WRITTEN PROBLEM: Print the data exactly, leaving nothing out.

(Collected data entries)
....................
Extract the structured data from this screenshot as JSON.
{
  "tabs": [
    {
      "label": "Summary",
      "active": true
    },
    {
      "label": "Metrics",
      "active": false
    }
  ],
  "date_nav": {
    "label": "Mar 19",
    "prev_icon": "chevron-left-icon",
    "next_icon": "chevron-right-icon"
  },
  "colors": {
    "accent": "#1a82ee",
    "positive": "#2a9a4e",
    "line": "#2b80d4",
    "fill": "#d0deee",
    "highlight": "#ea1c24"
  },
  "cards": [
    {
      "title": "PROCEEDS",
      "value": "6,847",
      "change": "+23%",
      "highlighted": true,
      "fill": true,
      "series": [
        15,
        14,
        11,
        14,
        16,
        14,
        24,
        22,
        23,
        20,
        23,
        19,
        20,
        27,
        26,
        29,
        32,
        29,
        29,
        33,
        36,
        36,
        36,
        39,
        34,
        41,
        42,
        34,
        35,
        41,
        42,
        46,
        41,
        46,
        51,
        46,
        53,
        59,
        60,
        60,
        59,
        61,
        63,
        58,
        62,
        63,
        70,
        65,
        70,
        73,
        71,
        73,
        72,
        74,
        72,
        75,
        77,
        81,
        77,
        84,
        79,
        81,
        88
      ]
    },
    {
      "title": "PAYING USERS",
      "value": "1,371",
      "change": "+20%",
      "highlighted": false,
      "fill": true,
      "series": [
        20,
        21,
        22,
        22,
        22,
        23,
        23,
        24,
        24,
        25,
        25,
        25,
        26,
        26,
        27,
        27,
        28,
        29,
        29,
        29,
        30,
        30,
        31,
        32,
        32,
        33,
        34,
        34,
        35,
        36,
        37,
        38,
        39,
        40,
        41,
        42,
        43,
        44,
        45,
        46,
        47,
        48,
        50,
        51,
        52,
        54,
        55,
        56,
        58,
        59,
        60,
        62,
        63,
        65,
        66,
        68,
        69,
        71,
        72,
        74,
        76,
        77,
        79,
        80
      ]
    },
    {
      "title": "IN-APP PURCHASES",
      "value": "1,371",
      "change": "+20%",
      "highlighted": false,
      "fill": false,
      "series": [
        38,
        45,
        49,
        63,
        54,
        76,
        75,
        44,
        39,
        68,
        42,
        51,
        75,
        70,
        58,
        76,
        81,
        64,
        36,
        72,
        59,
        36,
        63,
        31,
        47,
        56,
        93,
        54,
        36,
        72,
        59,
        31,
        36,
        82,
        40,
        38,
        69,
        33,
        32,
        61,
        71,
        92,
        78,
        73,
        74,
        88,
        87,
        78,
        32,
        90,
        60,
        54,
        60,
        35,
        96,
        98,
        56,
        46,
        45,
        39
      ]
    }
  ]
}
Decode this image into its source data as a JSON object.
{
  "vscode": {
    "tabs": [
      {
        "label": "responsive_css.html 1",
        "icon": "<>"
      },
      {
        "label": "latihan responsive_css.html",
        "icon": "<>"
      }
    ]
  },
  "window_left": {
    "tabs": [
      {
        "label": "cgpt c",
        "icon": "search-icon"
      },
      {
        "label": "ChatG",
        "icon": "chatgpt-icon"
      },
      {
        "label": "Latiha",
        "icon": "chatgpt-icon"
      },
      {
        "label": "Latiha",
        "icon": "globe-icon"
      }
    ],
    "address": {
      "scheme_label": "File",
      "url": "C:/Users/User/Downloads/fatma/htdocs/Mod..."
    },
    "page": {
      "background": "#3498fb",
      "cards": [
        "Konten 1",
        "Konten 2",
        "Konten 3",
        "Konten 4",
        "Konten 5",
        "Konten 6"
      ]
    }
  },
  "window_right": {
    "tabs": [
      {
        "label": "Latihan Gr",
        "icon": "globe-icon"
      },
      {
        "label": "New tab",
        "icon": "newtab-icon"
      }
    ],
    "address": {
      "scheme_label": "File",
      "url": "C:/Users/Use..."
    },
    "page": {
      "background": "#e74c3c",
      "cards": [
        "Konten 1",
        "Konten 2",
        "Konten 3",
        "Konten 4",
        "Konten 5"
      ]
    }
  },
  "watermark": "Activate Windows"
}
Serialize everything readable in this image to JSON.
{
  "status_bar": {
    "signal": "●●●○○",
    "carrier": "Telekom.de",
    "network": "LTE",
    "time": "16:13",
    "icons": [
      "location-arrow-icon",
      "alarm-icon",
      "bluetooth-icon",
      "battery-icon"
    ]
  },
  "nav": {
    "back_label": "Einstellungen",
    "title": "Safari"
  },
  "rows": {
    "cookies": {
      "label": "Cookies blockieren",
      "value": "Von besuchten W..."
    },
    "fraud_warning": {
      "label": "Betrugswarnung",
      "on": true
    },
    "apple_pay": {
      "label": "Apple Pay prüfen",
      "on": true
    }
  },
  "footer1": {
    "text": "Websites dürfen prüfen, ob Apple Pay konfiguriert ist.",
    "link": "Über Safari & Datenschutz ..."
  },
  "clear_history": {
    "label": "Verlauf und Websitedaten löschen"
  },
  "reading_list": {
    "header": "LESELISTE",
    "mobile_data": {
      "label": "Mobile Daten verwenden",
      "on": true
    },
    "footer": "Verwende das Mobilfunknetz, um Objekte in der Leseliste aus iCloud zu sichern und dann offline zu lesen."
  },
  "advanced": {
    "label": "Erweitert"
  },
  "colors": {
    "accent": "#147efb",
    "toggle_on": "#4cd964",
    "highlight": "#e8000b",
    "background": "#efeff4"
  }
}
....................
FINAL RESULT:
Extract the structured data from this screenshot as JSON.
{
  "tabs": [
    {
      "label": "Summary",
      "active": true
    },
    {
      "label": "Metrics",
      "active": false
    }
  ],
  "date_nav": {
    "label": "Mar 19",
    "prev_icon": "chevron-left-icon",
    "next_icon": "chevron-right-icon"
  },
  "colors": {
    "accent": "#1a82ee",
    "positive": "#2a9a4e",
    "line": "#2b80d4",
    "fill": "#d0deee",
    "highlight": "#ea1c24"
  },
  "cards": [
    {
      "title": "PROCEEDS",
      "value": "6,847",
      "change": "+23%",
      "highlighted": true,
      "fill": true,
      "series": [
        15,
        14,
        11,
        14,
        16,
        14,
        24,
        22,
        23,
        20,
        23,
        19,
        20,
        27,
        26,
        29,
        32,
        29,
        29,
        33,
        36,
        36,
        36,
        39,
        34,
        41,
        42,
        34,
        35,
        41,
        42,
        46,
        41,
        46,
        51,
        46,
        53,
        59,
        60,
        60,
        59,
        61,
        63,
        58,
        62,
        63,
        70,
        65,
        70,
        73,
        71,
        73,
        72,
        74,
        72,
        75,
        77,
        81,
        77,
        84,
        79,
        81,
        88
      ]
    },
    {
      "title": "PAYING USERS",
      "value": "1,371",
      "change": "+20%",
      "highlighted": false,
      "fill": true,
      "series": [
        20,
        21,
        22,
        22,
        22,
        23,
        23,
        24,
        24,
        25,
        25,
        25,
        26,
        26,
        27,
        27,
        28,
        29,
        29,
        29,
        30,
        30,
        31,
        32,
        32,
        33,
        34,
        34,
        35,
        36,
        37,
        38,
        39,
        40,
        41,
        42,
        43,
        44,
        45,
        46,
        47,
        48,
        50,
        51,
        52,
        54,
        55,
        56,
        58,
        59,
        60,
        62,
        63,
        65,
        66,
        68,
        69,
        71,
        72,
        74,
        76,
        77,
        79,
        80
      ]
    },
    {
      "title": "IN-APP PURCHASES",
      "value": "1,371",
      "change": "+20%",
      "highlighted": false,
      "fill": false,
      "series": [
        38,
        45,
        49,
        63,
        54,
        76,
        75,
        44,
        39,
        68,
        42,
        51,
        75,
        70,
        58,
        76,
        81,
        64,
        36,
        72,
        59,
        36,
        63,
        31,
        47,
        56,
        93,
        54,
        36,
        72,
        59,
        31,
        36,
        82,
        40,
        38,
        69,
        33,
        32,
        61,
        71,
        92,
        78,
        73,
        74,
        88,
        87,
        78,
        32,
        90,
        60,
        54,
        60,
        35,
        96,
        98,
        56,
        46,
        45,
        39
      ]
    }
  ]
}
Decode this image into its source data as a JSON object.
{
  "vscode": {
    "tabs": [
      {
        "label": "responsive_css.html 1",
        "icon": "<>"
      },
      {
        "label": "latihan responsive_css.html",
        "icon": "<>"
      }
    ]
  },
  "window_left": {
    "tabs": [
      {
        "label": "cgpt c",
        "icon": "search-icon"
      },
      {
        "label": "ChatG",
        "icon": "chatgpt-icon"
      },
      {
        "label": "Latiha",
        "icon": "chatgpt-icon"
      },
      {
        "label": "Latiha",
        "icon": "globe-icon"
      }
    ],
    "address": {
      "scheme_label": "File",
      "url": "C:/Users/User/Downloads/fatma/htdocs/Mod..."
    },
    "page": {
      "background": "#3498fb",
      "cards": [
        "Konten 1",
        "Konten 2",
        "Konten 3",
        "Konten 4",
        "Konten 5",
        "Konten 6"
      ]
    }
  },
  "window_right": {
    "tabs": [
      {
        "label": "Latihan Gr",
        "icon": "globe-icon"
      },
      {
        "label": "New tab",
        "icon": "newtab-icon"
      }
    ],
    "address": {
      "scheme_label": "File",
      "url": "C:/Users/Use..."
    },
    "page": {
      "background": "#e74c3c",
      "cards": [
        "Konten 1",
        "Konten 2",
        "Konten 3",
        "Konten 4",
        "Konten 5"
      ]
    }
  },
  "watermark": "Activate Windows"
}
Serialize everything readable in this image to JSON.
{
  "status_bar": {
    "signal": "●●●○○",
    "carrier": "Telekom.de",
    "network": "LTE",
    "time": "16:13",
    "icons": [
      "location-arrow-icon",
      "alarm-icon",
      "bluetooth-icon",
      "battery-icon"
    ]
  },
  "nav": {
    "back_label": "Einstellungen",
    "title": "Safari"
  },
  "rows": {
    "cookies": {
      "label": "Cookies blockieren",
      "value": "Von besuchten W..."
    },
    "fraud_warning": {
      "label": "Betrugswarnung",
      "on": true
    },
    "apple_pay": {
      "label": "Apple Pay prüfen",
      "on": true
    }
  },
  "footer1": {
    "text": "Websites dürfen prüfen, ob Apple Pay konfiguriert ist.",
    "link": "Über Safari & Datenschutz ..."
  },
  "clear_history": {
    "label": "Verlauf und Websitedaten löschen"
  },
  "reading_list": {
    "header": "LESELISTE",
    "mobile_data": {
      "label": "Mobile Daten verwenden",
      "on": true
    },
    "footer": "Verwende das Mobilfunknetz, um Objekte in der Leseliste aus iCloud zu sichern und dann offline zu lesen."
  },
  "advanced": {
    "label": "Erweitert"
  },
  "colors": {
    "accent": "#147efb",
    "toggle_on": "#4cd964",
    "highlight": "#e8000b",
    "background": "#efeff4"
  }
}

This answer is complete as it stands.